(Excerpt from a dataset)
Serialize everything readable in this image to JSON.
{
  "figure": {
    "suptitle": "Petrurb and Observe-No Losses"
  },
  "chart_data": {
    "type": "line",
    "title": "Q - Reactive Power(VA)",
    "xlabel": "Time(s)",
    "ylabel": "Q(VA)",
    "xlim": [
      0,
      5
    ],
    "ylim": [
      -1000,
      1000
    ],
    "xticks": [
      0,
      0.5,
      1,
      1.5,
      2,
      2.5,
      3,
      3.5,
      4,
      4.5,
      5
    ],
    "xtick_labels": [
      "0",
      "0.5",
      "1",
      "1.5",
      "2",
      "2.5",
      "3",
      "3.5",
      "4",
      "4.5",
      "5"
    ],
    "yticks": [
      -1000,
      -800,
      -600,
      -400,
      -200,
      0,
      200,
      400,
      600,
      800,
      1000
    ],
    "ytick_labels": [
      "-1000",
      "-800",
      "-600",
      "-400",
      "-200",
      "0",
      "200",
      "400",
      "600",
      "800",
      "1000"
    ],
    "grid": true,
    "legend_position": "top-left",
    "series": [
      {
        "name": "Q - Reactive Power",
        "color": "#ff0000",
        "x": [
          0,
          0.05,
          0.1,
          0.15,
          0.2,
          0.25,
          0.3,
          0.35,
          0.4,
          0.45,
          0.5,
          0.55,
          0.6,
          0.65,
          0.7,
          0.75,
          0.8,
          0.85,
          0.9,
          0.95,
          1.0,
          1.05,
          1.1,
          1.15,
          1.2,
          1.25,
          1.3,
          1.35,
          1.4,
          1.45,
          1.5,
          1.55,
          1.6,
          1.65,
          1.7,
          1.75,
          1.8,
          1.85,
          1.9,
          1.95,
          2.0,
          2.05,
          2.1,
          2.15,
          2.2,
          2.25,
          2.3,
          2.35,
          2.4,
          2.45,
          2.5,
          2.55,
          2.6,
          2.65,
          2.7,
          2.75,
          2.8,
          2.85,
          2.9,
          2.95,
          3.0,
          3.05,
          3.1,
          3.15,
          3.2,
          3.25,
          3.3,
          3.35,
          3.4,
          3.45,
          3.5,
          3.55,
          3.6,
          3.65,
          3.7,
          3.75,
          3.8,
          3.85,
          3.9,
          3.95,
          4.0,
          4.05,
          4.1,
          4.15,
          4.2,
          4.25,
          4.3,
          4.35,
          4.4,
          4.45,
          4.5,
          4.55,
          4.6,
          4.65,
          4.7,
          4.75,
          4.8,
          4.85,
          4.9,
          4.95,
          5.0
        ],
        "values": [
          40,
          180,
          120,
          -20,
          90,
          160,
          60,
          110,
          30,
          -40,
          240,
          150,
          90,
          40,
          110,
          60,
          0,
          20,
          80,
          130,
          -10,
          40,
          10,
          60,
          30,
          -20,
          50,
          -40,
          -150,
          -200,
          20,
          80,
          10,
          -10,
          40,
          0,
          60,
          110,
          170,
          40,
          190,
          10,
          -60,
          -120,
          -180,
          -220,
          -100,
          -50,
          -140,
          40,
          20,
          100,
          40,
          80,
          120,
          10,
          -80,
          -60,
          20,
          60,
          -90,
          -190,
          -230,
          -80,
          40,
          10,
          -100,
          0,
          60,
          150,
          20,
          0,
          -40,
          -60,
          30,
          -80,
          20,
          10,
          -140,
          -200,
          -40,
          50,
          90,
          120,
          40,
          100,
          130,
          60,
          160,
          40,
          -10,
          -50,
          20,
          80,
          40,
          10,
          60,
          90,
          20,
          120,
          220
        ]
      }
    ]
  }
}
* * *
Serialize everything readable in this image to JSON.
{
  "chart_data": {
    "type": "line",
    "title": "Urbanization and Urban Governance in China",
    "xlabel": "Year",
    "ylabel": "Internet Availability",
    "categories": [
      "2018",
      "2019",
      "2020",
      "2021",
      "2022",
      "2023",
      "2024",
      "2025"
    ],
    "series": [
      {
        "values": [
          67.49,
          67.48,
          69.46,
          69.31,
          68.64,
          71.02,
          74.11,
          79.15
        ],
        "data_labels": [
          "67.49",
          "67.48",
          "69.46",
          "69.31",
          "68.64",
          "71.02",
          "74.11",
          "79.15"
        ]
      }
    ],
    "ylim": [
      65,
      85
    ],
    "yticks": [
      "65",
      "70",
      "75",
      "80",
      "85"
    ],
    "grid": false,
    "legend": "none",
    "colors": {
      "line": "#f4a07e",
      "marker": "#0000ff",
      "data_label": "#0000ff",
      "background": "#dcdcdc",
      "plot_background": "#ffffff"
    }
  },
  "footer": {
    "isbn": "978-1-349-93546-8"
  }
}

**Exercise objective**
Search the records for the word "ylabel". Copy every line that has it.

**Result**
    "ylabel": "Q(VA)",
    "ylabel": "Internet Availability",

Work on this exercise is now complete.